Your task is to filter the data below down to the lines holding "KURASHIKI".
··········
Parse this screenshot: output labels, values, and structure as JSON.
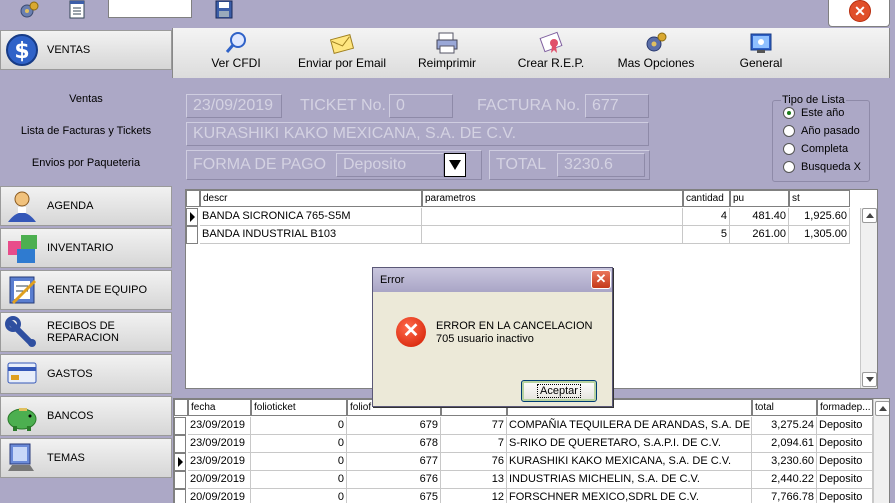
{
  "toolbar": {
    "buttons": [
      {
        "label": "Ver CFDI",
        "icon": "magnifier-icon"
      },
      {
        "label": "Enviar por Email",
        "icon": "envelope-icon"
      },
      {
        "label": "Reimprimir",
        "icon": "printer-icon"
      },
      {
        "label": "Crear R.E.P.",
        "icon": "certificate-icon"
      },
      {
        "label": "Mas Opciones",
        "icon": "gears-icon"
      },
      {
        "label": "General",
        "icon": "display-settings-icon"
      }
    ]
  },
  "sidebar": {
    "items": [
      {
        "label": "VENTAS",
        "icon": "dollar-icon"
      },
      {
        "label": "AGENDA",
        "icon": "person-icon"
      },
      {
        "label": "INVENTARIO",
        "icon": "boxes-icon"
      },
      {
        "label": "RENTA DE EQUIPO",
        "icon": "notebook-icon"
      },
      {
        "label": "RECIBOS DE REPARACION",
        "icon": "wrench-icon"
      },
      {
        "label": "GASTOS",
        "icon": "card-icon"
      },
      {
        "label": "BANCOS",
        "icon": "piggy-bank-icon"
      },
      {
        "label": "TEMAS",
        "icon": "monitor-icon"
      }
    ],
    "sub_items": [
      "Ventas",
      "Lista de Facturas y Tickets",
      "Envios por Paqueteria"
    ]
  },
  "form": {
    "date": "23/09/2019",
    "ticket_label": "TICKET No.",
    "ticket_value": "0",
    "factura_label": "FACTURA No.",
    "factura_value": "677",
    "client": "KURASHIKI KAKO MEXICANA, S.A. DE C.V.",
    "forma_label": "FORMA DE PAGO",
    "forma_value": "Deposito",
    "total_label": "TOTAL",
    "total_value": "3230.6"
  },
  "tipo_lista": {
    "title": "Tipo de Lista",
    "options": [
      "Este año",
      "Año pasado",
      "Completa",
      "Busqueda X"
    ],
    "selected": 0
  },
  "detail_grid": {
    "headers": [
      "descr",
      "parametros",
      "cantidad",
      "pu",
      "st"
    ],
    "rows": [
      {
        "descr": "BANDA SICRONICA 765-S5M",
        "parametros": "",
        "cantidad": "4",
        "pu": "481.40",
        "st": "1,925.60"
      },
      {
        "descr": "BANDA INDUSTRIAL B103",
        "parametros": "",
        "cantidad": "5",
        "pu": "261.00",
        "st": "1,305.00"
      }
    ]
  },
  "list_grid": {
    "headers": [
      "fecha",
      "folioticket",
      "foliof",
      "",
      "",
      "total",
      "formadep..."
    ],
    "rows": [
      {
        "fecha": "23/09/2019",
        "folioticket": "0",
        "foliof": "679",
        "num": "77",
        "cliente": "COMPAÑIA TEQUILERA DE ARANDAS, S.A. DE",
        "total": "3,275.24",
        "forma": "Deposito"
      },
      {
        "fecha": "23/09/2019",
        "folioticket": "0",
        "foliof": "678",
        "num": "7",
        "cliente": "S-RIKO DE QUERETARO, S.A.P.I. DE C.V.",
        "total": "2,094.61",
        "forma": "Deposito"
      },
      {
        "fecha": "23/09/2019",
        "folioticket": "0",
        "foliof": "677",
        "num": "76",
        "cliente": "KURASHIKI KAKO MEXICANA, S.A. DE C.V.",
        "total": "3,230.60",
        "forma": "Deposito"
      },
      {
        "fecha": "20/09/2019",
        "folioticket": "0",
        "foliof": "676",
        "num": "13",
        "cliente": "INDUSTRIAS MICHELIN, S.A. DE C.V.",
        "total": "2,440.22",
        "forma": "Deposito"
      },
      {
        "fecha": "20/09/2019",
        "folioticket": "0",
        "foliof": "675",
        "num": "12",
        "cliente": "FORSCHNER MEXICO,SDRL DE C.V.",
        "total": "7,766.78",
        "forma": "Deposito"
      }
    ]
  },
  "dialog": {
    "title": "Error",
    "message_line1": "ERROR EN LA CANCELACION",
    "message_line2": "705 usuario inactivo",
    "ok_label": "Aceptar"
  }
}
··········
RESPONSE:
    "client": "KURASHIKI KAKO MEXICANA, S.A. DE C.V.",
        "cliente": "KURASHIKI KAKO MEXICANA, S.A. DE C.V.",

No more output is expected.